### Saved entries
"""
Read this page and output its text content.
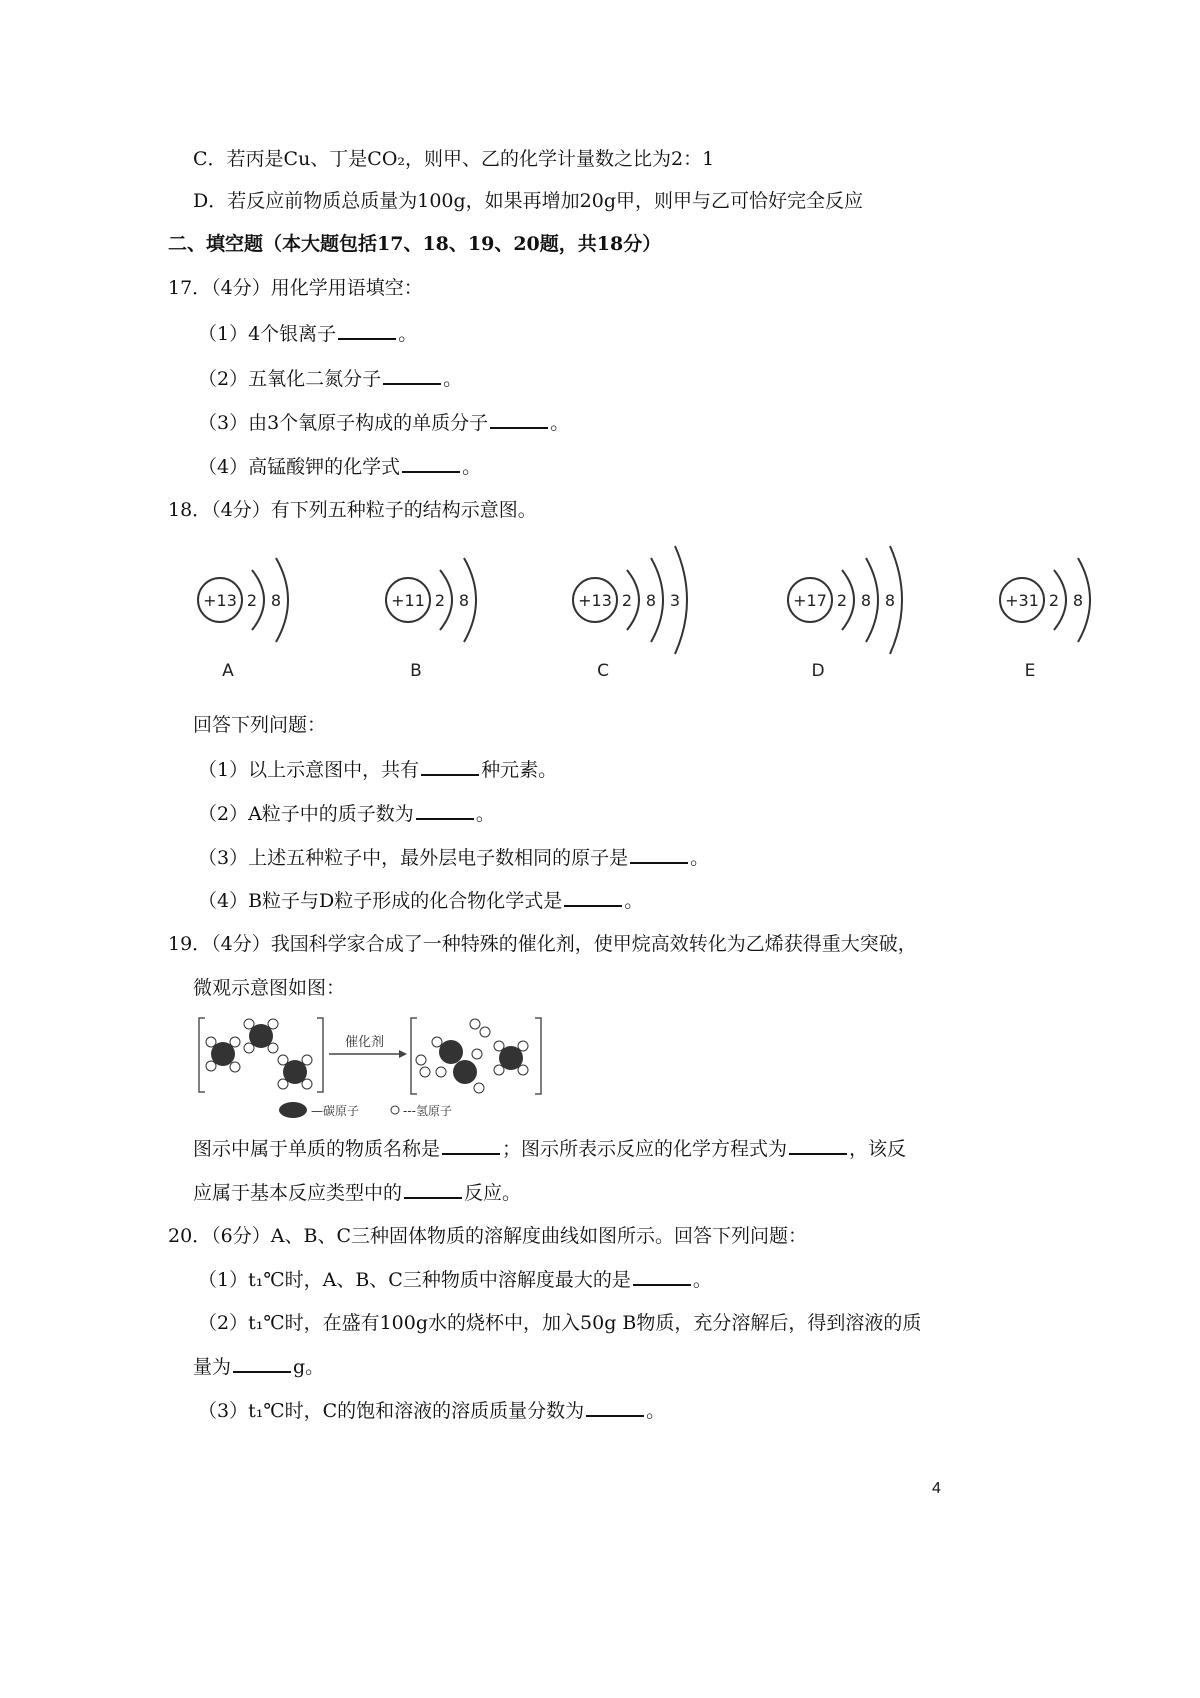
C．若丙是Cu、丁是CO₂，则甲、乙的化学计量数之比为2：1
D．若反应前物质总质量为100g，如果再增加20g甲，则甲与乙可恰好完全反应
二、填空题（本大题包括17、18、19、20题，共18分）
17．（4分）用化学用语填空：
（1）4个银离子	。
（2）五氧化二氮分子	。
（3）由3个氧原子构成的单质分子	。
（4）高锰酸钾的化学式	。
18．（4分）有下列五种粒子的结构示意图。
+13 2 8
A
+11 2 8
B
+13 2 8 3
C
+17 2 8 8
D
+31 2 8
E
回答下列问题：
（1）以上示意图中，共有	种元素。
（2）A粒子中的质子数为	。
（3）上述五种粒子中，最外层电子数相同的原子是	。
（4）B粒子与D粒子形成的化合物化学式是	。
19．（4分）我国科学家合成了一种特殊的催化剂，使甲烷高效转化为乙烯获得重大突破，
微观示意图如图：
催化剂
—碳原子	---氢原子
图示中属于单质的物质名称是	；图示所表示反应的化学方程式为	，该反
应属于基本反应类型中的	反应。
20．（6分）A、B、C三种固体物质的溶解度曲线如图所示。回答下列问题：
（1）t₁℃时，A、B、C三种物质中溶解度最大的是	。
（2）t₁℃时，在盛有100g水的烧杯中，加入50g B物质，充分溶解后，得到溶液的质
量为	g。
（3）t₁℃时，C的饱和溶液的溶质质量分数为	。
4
"""
### WORK INSTRUCTIONS
Your task is to gather every line with the word "回答下列问题" and copy it.

### ANSWER
回答下列问题：
20．（6分）A、B、C三种固体物质的溶解度曲线如图所示。回答下列问题：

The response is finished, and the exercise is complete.